_What you should do_:
Copy every line of the listing below without changing a single character.

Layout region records
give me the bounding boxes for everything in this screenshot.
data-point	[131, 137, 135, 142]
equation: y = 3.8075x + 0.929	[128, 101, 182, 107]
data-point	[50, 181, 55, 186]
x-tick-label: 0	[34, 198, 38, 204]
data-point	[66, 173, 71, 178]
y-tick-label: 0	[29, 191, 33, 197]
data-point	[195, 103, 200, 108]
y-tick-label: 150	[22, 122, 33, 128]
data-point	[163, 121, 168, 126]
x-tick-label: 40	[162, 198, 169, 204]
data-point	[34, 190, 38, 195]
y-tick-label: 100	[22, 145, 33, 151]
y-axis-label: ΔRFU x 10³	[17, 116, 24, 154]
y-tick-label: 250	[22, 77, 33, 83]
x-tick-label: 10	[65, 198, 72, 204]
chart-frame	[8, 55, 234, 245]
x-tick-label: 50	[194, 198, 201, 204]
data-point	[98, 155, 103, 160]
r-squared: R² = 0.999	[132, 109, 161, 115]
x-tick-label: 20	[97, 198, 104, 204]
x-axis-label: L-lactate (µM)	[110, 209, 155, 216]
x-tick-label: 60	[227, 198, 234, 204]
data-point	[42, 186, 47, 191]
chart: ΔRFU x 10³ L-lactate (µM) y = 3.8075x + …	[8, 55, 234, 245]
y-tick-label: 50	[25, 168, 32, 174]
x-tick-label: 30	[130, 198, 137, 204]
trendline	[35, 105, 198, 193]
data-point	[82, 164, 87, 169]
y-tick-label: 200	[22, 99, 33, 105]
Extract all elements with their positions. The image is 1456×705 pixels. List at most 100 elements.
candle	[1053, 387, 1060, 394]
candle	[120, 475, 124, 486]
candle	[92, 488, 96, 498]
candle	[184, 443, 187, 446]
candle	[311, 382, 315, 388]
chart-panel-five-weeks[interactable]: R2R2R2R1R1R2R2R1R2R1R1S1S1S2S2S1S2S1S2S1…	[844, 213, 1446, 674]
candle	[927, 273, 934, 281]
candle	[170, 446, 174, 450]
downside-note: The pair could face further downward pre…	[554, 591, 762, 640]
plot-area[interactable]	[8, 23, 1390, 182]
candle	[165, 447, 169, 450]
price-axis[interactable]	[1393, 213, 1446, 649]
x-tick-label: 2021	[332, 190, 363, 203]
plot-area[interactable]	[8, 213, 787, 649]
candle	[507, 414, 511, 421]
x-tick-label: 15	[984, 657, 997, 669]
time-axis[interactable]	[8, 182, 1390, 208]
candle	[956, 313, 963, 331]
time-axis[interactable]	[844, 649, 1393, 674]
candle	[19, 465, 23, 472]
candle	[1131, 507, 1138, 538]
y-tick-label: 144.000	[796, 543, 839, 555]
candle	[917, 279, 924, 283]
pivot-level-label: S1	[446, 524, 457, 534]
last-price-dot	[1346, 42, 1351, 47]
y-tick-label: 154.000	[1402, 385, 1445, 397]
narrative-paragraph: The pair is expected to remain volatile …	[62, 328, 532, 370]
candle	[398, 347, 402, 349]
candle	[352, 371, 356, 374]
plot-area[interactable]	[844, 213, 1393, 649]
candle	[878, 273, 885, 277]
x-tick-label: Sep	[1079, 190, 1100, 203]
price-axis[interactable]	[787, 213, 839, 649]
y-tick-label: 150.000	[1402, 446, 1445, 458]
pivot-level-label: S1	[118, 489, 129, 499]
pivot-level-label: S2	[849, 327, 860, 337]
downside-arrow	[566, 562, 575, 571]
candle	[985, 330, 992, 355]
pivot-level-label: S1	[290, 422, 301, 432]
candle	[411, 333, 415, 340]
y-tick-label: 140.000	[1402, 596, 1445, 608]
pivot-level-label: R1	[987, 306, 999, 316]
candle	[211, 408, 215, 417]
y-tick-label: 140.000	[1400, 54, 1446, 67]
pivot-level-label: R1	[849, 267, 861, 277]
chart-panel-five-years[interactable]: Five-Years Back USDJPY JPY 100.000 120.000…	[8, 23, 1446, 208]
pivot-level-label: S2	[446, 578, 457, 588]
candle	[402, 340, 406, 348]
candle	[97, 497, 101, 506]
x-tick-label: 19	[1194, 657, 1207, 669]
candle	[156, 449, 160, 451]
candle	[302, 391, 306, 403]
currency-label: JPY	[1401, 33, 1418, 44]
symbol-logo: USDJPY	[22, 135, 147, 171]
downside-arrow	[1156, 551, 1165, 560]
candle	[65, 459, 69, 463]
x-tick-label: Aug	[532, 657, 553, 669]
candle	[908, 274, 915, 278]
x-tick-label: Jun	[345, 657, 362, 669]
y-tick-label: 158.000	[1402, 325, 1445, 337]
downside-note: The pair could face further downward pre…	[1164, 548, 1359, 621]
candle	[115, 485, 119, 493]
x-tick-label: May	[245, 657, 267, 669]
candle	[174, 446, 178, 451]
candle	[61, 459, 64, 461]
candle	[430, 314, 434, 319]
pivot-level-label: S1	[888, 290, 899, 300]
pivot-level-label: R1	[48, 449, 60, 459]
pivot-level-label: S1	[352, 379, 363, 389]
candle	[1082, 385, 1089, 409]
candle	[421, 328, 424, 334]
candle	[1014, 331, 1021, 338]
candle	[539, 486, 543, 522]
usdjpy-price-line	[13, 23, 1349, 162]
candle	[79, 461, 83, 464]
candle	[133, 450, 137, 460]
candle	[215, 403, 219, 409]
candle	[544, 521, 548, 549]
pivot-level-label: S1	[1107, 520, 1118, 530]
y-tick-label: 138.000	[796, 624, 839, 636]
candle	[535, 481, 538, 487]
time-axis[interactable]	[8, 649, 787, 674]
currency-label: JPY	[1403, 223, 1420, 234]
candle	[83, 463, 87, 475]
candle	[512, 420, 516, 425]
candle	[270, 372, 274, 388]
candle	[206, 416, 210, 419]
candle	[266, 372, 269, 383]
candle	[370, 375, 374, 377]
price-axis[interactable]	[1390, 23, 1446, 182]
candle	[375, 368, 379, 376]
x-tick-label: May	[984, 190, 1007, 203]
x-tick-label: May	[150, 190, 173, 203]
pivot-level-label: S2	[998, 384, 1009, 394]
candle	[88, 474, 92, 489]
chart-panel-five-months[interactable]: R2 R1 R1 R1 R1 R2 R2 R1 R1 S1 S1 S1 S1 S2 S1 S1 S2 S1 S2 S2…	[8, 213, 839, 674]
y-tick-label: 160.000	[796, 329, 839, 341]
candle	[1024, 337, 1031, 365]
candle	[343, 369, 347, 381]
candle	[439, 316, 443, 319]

_Reply_:
give me the bounding boxes for everything in this screenshot.
data-point	[131, 137, 135, 142]
equation: y = 3.8075x + 0.929	[128, 101, 182, 107]
data-point	[50, 181, 55, 186]
x-tick-label: 0	[34, 198, 38, 204]
data-point	[66, 173, 71, 178]
y-tick-label: 0	[29, 191, 33, 197]
data-point	[195, 103, 200, 108]
y-tick-label: 150	[22, 122, 33, 128]
data-point	[163, 121, 168, 126]
x-tick-label: 40	[162, 198, 169, 204]
data-point	[34, 190, 38, 195]
y-tick-label: 100	[22, 145, 33, 151]
y-axis-label: ΔRFU x 10³	[17, 116, 24, 154]
y-tick-label: 250	[22, 77, 33, 83]
x-tick-label: 10	[65, 198, 72, 204]
chart-frame	[8, 55, 234, 245]
x-tick-label: 50	[194, 198, 201, 204]
data-point	[98, 155, 103, 160]
r-squared: R² = 0.999	[132, 109, 161, 115]
x-tick-label: 20	[97, 198, 104, 204]
x-axis-label: L-lactate (µM)	[110, 209, 155, 216]
x-tick-label: 60	[227, 198, 234, 204]
data-point	[42, 186, 47, 191]
chart: ΔRFU x 10³ L-lactate (µM) y = 3.8075x + …	[8, 55, 234, 245]
y-tick-label: 50	[25, 168, 32, 174]
x-tick-label: 30	[130, 198, 137, 204]
trendline	[35, 105, 198, 193]
data-point	[82, 164, 87, 169]
y-tick-label: 200	[22, 99, 33, 105]
Extract all elements with their positions. The image is 1456×705 pixels. List at most 100 elements.
candle	[1053, 387, 1060, 394]
candle	[120, 475, 124, 486]
candle	[92, 488, 96, 498]
candle	[184, 443, 187, 446]
candle	[311, 382, 315, 388]
chart-panel-five-weeks[interactable]: R2R2R2R1R1R2R2R1R2R1R1S1S1S2S2S1S2S1S2S1…	[844, 213, 1446, 674]
candle	[927, 273, 934, 281]
candle	[170, 446, 174, 450]
downside-note: The pair could face further downward pre…	[554, 591, 762, 640]
plot-area[interactable]	[8, 23, 1390, 182]
candle	[165, 447, 169, 450]
price-axis[interactable]	[1393, 213, 1446, 649]
x-tick-label: 2021	[332, 190, 363, 203]
plot-area[interactable]	[8, 213, 787, 649]
candle	[507, 414, 511, 421]
x-tick-label: 15	[984, 657, 997, 669]
time-axis[interactable]	[8, 182, 1390, 208]
candle	[956, 313, 963, 331]
time-axis[interactable]	[844, 649, 1393, 674]
candle	[19, 465, 23, 472]
candle	[1131, 507, 1138, 538]
y-tick-label: 144.000	[796, 543, 839, 555]
candle	[917, 279, 924, 283]
pivot-level-label: S1	[446, 524, 457, 534]
last-price-dot	[1346, 42, 1351, 47]
y-tick-label: 154.000	[1402, 385, 1445, 397]
narrative-paragraph: The pair is expected to remain volatile …	[62, 328, 532, 370]
candle	[398, 347, 402, 349]
candle	[352, 371, 356, 374]
plot-area[interactable]	[844, 213, 1393, 649]
candle	[878, 273, 885, 277]
x-tick-label: Sep	[1079, 190, 1100, 203]
price-axis[interactable]	[787, 213, 839, 649]
y-tick-label: 150.000	[1402, 446, 1445, 458]
pivot-level-label: S1	[118, 489, 129, 499]
pivot-level-label: S2	[849, 327, 860, 337]
downside-arrow	[566, 562, 575, 571]
candle	[985, 330, 992, 355]
pivot-level-label: S1	[290, 422, 301, 432]
candle	[411, 333, 415, 340]
y-tick-label: 140.000	[1402, 596, 1445, 608]
pivot-level-label: R1	[987, 306, 999, 316]
candle	[211, 408, 215, 417]
y-tick-label: 140.000	[1400, 54, 1446, 67]
pivot-level-label: R1	[849, 267, 861, 277]
chart-panel-five-years[interactable]: Five-Years Back USDJPY JPY 100.000 120.000…	[8, 23, 1446, 208]
pivot-level-label: S2	[446, 578, 457, 588]
candle	[402, 340, 406, 348]
candle	[97, 497, 101, 506]
x-tick-label: 19	[1194, 657, 1207, 669]
candle	[156, 449, 160, 451]
candle	[302, 391, 306, 403]
currency-label: JPY	[1401, 33, 1418, 44]
symbol-logo: USDJPY	[22, 135, 147, 171]
downside-arrow	[1156, 551, 1165, 560]
candle	[65, 459, 69, 463]
x-tick-label: Aug	[532, 657, 553, 669]
candle	[908, 274, 915, 278]
x-tick-label: Jun	[345, 657, 362, 669]
y-tick-label: 158.000	[1402, 325, 1445, 337]
downside-note: The pair could face further downward pre…	[1164, 548, 1359, 621]
candle	[115, 485, 119, 493]
x-tick-label: May	[245, 657, 267, 669]
candle	[174, 446, 178, 451]
candle	[61, 459, 64, 461]
candle	[430, 314, 434, 319]
pivot-level-label: S1	[888, 290, 899, 300]
pivot-level-label: R1	[48, 449, 60, 459]
pivot-level-label: S1	[352, 379, 363, 389]
candle	[1082, 385, 1089, 409]
candle	[421, 328, 424, 334]
candle	[1014, 331, 1021, 338]
candle	[539, 486, 543, 522]
usdjpy-price-line	[13, 23, 1349, 162]
candle	[79, 461, 83, 464]
candle	[133, 450, 137, 460]
candle	[215, 403, 219, 409]
candle	[544, 521, 548, 549]
pivot-level-label: S1	[1107, 520, 1118, 530]
y-tick-label: 138.000	[796, 624, 839, 636]
candle	[535, 481, 538, 487]
time-axis[interactable]	[8, 649, 787, 674]
currency-label: JPY	[1403, 223, 1420, 234]
candle	[83, 463, 87, 475]
candle	[512, 420, 516, 425]
candle	[270, 372, 274, 388]
candle	[206, 416, 210, 419]
candle	[266, 372, 269, 383]
candle	[370, 375, 374, 377]
price-axis[interactable]	[1390, 23, 1446, 182]
candle	[375, 368, 379, 376]
x-tick-label: May	[984, 190, 1007, 203]
x-tick-label: May	[150, 190, 173, 203]
pivot-level-label: S2	[998, 384, 1009, 394]
candle	[88, 474, 92, 489]
chart-panel-five-months[interactable]: R2 R1 R1 R1 R1 R2 R2 R1 R1 S1 S1 S1 S1 S2 S1 S1 S2 S1 S2 S2…	[8, 213, 839, 674]
y-tick-label: 160.000	[796, 329, 839, 341]
candle	[1024, 337, 1031, 365]
candle	[343, 369, 347, 381]
candle	[439, 316, 443, 319]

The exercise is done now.